### Task statement
Copy every line of the data that includes the string "into".

### Rows
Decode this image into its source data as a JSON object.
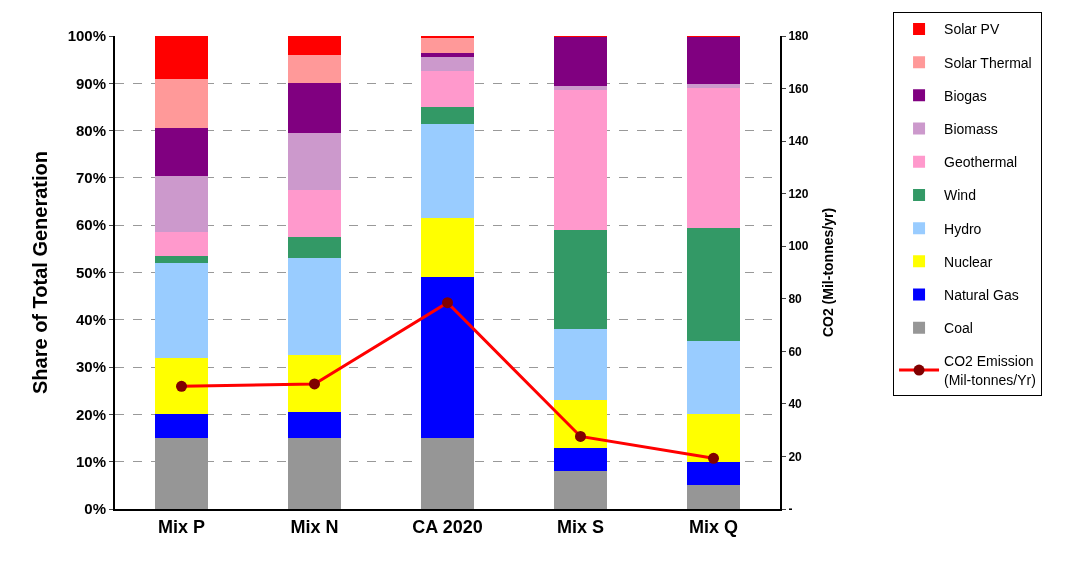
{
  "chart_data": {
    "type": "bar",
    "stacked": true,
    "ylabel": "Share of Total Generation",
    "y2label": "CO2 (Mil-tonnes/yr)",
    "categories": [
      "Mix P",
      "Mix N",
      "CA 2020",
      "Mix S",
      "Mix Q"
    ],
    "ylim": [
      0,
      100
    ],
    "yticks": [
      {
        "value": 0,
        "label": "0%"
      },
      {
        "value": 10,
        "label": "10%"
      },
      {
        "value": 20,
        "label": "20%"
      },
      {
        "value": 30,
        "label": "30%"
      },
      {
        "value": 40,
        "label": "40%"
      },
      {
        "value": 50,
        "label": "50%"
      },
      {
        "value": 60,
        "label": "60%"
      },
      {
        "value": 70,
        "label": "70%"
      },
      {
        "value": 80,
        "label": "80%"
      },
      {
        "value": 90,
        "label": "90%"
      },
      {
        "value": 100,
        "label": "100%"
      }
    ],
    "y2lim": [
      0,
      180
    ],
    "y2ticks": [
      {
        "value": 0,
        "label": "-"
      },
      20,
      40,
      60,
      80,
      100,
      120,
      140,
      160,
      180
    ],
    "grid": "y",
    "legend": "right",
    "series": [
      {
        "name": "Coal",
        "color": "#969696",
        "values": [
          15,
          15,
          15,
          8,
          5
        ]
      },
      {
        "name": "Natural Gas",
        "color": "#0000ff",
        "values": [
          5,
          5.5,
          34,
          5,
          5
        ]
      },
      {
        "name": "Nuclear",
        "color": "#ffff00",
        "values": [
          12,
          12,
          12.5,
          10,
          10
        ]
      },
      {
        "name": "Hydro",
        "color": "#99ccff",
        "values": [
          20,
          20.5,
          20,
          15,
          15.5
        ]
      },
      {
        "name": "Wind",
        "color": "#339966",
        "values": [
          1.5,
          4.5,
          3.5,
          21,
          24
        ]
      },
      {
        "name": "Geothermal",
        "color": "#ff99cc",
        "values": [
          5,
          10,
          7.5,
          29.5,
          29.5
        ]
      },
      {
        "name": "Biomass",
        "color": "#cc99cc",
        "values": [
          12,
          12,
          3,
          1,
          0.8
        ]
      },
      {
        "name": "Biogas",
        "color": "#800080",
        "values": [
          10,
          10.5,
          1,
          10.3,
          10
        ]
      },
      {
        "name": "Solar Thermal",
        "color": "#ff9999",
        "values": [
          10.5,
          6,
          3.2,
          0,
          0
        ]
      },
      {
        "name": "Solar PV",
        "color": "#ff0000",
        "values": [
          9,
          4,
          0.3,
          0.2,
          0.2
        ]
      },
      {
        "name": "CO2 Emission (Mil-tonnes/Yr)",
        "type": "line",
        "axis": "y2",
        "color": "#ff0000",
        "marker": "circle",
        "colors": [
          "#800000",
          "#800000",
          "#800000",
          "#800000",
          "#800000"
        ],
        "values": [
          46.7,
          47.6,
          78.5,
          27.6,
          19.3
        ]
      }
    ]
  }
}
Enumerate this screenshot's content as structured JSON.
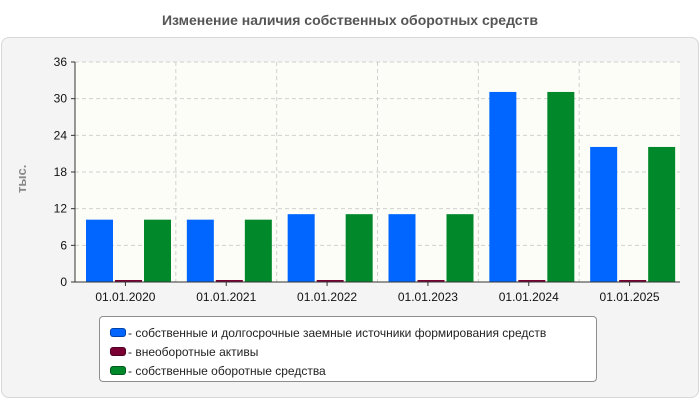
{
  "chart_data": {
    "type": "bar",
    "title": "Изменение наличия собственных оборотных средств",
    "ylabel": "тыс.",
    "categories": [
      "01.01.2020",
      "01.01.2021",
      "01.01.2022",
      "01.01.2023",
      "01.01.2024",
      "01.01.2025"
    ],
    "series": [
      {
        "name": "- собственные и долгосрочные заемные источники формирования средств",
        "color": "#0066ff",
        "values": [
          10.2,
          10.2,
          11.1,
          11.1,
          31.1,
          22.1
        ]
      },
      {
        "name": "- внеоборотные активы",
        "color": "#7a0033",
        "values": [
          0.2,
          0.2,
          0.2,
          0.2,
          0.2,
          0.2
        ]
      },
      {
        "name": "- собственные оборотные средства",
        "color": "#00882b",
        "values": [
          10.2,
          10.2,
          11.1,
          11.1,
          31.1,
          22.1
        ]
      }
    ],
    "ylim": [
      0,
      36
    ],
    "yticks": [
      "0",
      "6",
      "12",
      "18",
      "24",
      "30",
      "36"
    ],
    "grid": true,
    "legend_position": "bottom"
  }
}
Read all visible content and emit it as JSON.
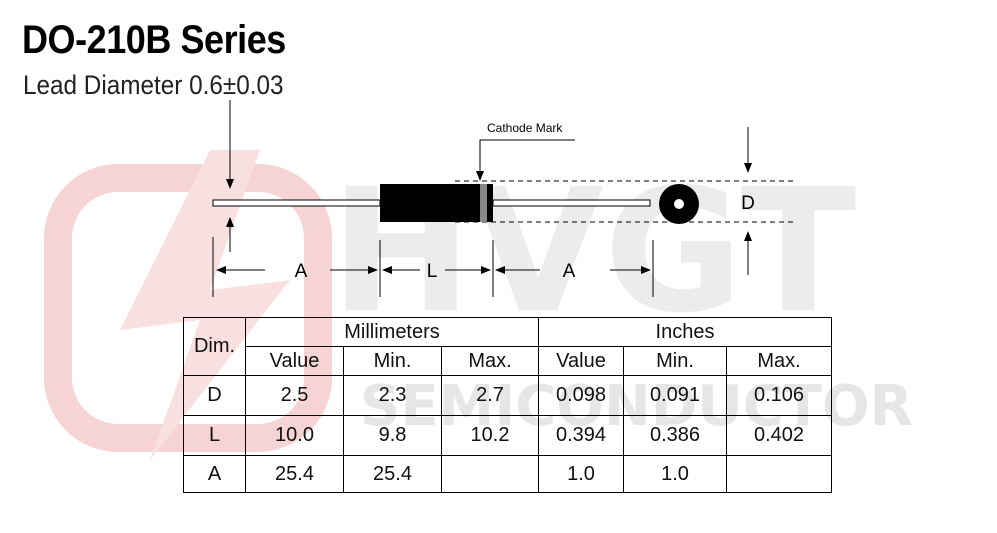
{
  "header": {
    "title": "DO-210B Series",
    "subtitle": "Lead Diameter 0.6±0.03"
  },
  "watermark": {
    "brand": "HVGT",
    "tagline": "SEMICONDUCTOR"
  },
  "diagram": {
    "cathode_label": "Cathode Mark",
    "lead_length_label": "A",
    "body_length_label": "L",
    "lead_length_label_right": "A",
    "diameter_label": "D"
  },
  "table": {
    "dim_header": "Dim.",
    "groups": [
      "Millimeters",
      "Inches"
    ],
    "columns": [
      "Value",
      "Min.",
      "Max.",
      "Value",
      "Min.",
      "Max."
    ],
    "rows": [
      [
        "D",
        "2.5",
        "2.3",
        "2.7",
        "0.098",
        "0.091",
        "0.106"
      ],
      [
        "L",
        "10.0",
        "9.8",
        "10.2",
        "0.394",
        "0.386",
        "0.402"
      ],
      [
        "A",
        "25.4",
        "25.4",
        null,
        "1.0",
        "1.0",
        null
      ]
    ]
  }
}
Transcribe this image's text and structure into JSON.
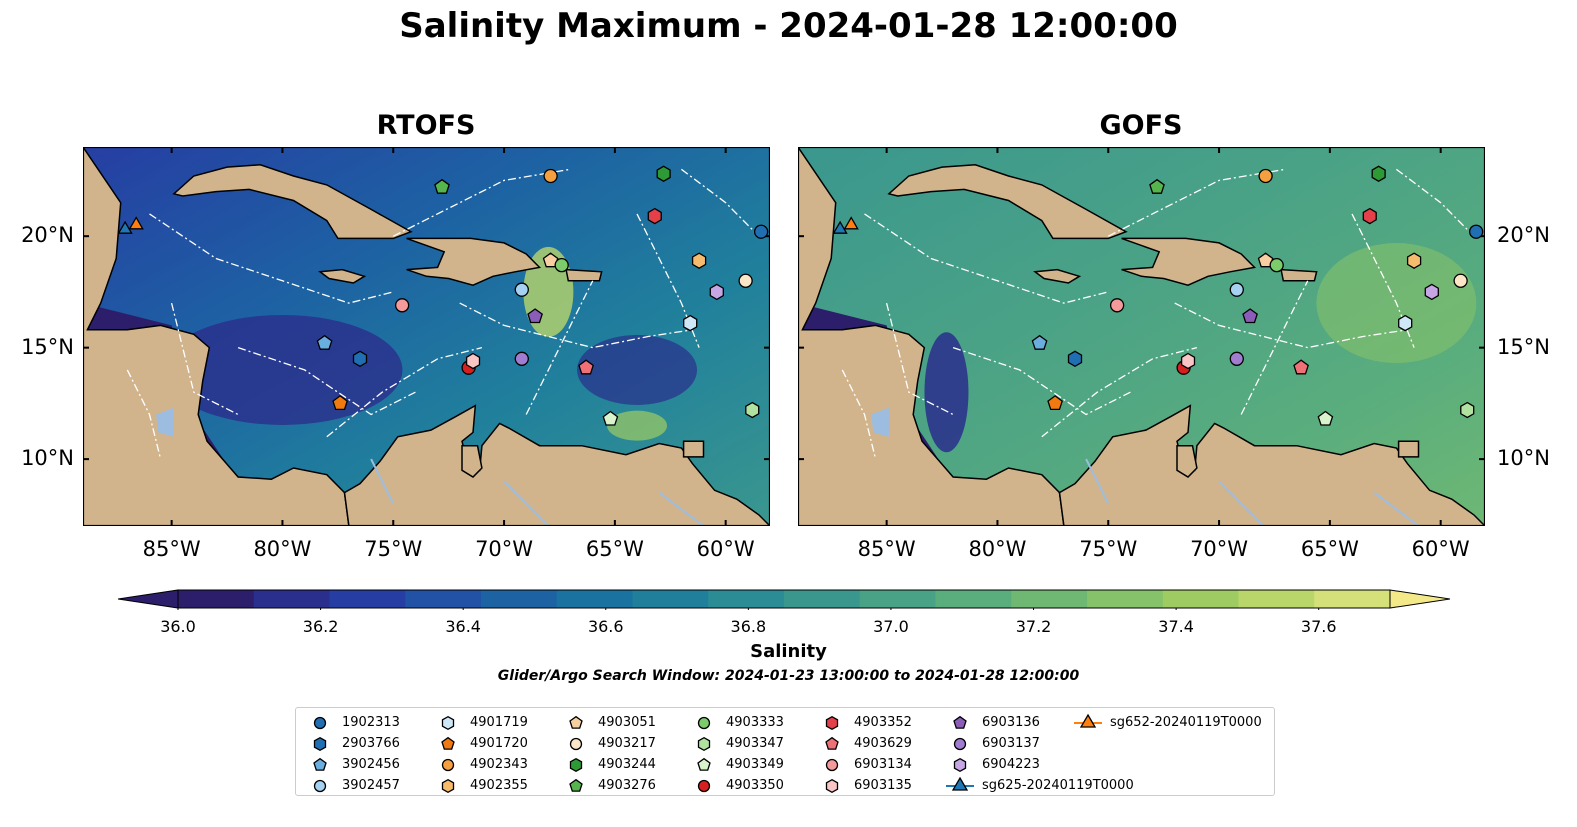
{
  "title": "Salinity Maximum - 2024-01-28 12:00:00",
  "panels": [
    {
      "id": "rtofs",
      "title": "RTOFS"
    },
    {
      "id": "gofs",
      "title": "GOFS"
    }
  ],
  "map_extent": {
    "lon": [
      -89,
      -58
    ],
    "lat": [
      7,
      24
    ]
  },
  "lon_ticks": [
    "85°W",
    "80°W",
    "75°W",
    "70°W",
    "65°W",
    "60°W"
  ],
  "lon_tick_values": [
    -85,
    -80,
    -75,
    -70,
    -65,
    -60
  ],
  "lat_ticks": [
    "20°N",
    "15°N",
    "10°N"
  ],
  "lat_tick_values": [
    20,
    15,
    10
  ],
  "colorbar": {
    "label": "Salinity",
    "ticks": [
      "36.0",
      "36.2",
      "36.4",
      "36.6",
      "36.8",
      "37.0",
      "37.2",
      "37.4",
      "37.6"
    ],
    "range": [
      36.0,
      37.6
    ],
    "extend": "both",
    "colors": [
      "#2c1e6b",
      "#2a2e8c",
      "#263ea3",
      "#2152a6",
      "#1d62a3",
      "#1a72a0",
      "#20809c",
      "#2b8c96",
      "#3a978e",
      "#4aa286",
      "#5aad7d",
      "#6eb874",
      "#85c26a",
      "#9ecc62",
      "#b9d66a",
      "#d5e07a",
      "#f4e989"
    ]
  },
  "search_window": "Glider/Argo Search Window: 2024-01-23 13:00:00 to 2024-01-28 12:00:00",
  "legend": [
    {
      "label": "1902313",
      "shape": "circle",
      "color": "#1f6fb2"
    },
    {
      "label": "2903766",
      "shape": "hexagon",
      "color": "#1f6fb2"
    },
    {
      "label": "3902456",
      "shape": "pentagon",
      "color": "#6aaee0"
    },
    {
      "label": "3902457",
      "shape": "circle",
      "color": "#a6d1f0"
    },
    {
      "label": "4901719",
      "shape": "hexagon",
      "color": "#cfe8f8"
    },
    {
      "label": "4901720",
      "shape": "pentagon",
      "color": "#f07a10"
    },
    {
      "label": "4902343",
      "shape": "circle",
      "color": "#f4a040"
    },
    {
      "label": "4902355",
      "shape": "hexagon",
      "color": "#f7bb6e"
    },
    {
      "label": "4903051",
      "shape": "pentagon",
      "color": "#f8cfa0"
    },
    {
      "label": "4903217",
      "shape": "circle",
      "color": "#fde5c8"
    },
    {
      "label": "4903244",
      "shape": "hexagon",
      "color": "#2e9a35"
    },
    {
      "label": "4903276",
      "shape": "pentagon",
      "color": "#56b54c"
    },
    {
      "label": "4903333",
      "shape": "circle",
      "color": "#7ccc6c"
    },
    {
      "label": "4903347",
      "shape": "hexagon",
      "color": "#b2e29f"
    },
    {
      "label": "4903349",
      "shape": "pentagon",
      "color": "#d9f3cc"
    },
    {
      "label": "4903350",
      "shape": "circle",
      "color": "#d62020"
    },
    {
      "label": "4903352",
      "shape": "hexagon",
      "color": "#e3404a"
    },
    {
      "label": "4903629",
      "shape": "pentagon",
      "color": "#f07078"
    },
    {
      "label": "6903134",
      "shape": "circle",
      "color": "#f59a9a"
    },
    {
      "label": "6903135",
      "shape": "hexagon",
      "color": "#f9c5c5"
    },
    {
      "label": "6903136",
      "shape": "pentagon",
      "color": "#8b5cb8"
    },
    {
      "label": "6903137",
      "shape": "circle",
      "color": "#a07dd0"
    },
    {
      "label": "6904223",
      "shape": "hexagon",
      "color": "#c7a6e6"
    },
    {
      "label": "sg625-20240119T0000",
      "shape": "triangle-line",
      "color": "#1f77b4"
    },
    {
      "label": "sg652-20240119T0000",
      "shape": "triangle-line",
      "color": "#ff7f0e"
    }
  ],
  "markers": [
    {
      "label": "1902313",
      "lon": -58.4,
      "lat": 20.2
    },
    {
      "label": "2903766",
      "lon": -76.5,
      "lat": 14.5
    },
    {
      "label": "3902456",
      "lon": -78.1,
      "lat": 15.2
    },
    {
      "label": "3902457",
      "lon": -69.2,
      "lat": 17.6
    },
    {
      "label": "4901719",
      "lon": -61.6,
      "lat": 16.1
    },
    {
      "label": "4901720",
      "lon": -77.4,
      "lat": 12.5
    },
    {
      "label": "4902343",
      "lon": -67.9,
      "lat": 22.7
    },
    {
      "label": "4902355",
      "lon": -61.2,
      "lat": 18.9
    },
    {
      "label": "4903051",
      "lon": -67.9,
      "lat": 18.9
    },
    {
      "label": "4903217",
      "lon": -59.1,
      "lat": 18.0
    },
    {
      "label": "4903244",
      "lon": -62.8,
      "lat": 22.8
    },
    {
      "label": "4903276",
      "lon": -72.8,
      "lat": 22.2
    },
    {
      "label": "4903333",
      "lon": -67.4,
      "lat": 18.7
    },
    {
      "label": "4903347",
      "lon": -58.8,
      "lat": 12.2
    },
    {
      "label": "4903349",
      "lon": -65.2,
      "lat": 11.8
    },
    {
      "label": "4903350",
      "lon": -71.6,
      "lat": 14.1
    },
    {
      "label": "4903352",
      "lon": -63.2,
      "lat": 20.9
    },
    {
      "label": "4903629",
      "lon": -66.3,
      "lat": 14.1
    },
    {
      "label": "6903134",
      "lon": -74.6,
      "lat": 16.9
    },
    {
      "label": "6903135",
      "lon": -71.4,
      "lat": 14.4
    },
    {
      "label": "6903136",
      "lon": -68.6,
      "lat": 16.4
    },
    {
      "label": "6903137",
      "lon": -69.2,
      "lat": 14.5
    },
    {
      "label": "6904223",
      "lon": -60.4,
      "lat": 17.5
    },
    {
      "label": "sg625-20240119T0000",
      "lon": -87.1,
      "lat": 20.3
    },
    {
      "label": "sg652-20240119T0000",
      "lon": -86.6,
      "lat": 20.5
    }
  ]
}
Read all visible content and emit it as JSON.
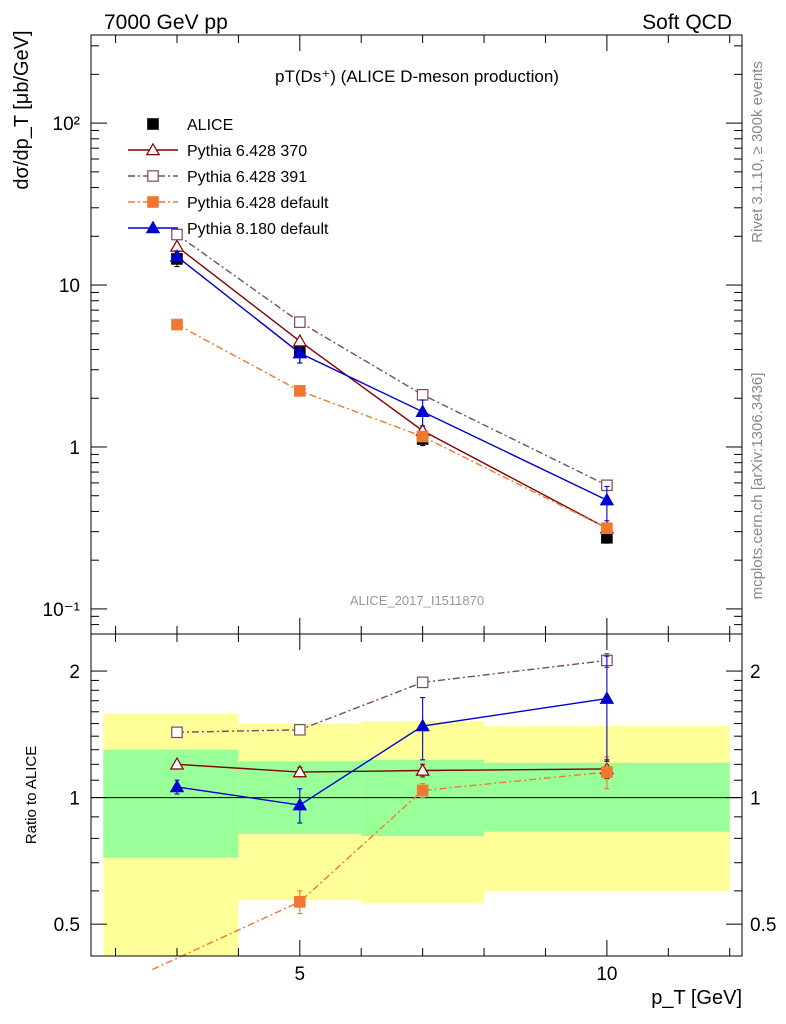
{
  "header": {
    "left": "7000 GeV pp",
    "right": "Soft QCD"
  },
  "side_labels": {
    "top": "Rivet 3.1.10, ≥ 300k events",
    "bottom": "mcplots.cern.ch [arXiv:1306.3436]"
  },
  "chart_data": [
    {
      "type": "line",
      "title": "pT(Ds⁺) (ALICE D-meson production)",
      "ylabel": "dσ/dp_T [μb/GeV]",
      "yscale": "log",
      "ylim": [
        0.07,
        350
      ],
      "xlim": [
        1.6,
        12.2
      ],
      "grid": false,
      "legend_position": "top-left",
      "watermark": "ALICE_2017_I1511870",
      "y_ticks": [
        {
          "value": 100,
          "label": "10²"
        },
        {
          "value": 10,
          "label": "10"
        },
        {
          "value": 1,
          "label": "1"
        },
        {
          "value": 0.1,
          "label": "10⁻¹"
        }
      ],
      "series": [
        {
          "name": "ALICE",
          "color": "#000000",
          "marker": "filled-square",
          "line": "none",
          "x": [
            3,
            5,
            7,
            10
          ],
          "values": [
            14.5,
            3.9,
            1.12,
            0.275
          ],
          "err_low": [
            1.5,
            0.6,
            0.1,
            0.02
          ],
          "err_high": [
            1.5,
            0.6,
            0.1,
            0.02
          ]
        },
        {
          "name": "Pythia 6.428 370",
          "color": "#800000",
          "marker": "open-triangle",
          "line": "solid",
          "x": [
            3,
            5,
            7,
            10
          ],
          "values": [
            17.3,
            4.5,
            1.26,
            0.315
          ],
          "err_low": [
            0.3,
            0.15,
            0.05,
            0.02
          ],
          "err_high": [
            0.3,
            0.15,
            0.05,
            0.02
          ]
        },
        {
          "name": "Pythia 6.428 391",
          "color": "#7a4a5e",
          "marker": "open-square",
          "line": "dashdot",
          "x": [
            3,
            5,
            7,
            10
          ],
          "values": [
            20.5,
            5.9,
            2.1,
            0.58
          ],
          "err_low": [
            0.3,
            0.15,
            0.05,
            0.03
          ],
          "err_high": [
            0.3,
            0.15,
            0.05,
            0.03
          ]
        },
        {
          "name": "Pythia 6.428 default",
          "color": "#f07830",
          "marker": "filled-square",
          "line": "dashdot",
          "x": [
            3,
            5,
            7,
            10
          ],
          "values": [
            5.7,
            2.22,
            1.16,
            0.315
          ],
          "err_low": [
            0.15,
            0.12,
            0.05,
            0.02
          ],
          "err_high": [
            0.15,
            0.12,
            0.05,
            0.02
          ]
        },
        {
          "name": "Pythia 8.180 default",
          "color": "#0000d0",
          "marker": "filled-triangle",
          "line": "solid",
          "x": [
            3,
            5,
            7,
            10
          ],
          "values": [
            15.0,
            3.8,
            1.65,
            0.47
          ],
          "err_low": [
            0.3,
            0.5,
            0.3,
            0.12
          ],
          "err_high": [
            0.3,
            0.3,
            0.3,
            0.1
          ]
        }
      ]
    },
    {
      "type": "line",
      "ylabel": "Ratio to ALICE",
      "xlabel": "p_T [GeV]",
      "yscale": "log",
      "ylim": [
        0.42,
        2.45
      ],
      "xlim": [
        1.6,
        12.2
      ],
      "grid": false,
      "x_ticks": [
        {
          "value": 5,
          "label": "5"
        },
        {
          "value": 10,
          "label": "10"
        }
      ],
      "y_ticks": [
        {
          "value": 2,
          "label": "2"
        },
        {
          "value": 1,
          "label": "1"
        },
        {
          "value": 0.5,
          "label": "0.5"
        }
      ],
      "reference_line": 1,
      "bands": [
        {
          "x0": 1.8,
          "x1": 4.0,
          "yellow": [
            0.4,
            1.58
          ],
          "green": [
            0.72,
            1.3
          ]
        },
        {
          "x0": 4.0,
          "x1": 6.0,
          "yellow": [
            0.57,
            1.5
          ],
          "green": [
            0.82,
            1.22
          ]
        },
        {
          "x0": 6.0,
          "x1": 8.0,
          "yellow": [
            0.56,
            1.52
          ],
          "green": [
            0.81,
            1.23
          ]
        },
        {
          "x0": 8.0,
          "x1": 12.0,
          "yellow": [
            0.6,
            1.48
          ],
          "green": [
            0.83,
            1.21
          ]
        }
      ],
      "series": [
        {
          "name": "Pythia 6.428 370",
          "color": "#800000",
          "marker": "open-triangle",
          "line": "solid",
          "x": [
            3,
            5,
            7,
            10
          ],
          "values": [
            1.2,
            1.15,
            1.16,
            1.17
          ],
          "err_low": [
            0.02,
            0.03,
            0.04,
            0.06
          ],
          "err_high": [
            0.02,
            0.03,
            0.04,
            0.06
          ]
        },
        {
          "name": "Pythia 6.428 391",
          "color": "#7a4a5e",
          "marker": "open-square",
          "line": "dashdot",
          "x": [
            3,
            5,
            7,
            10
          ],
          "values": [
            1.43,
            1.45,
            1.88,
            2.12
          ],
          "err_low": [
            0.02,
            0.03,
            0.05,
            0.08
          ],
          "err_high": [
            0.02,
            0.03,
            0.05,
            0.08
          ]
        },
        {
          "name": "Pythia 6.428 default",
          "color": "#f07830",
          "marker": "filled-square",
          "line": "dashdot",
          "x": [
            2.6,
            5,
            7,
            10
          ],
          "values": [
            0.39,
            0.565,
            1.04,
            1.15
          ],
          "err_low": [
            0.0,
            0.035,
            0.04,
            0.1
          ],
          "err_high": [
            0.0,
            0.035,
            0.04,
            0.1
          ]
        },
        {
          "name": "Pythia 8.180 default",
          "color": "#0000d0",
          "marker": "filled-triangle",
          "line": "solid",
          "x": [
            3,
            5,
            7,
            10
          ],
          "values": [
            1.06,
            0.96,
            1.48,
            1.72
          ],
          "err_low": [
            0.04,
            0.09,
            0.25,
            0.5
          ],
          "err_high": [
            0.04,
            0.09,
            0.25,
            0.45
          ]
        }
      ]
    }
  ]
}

### Task answer
Decode this image into its source data as a JSON object.
Transcribe this image's text and structure into JSON.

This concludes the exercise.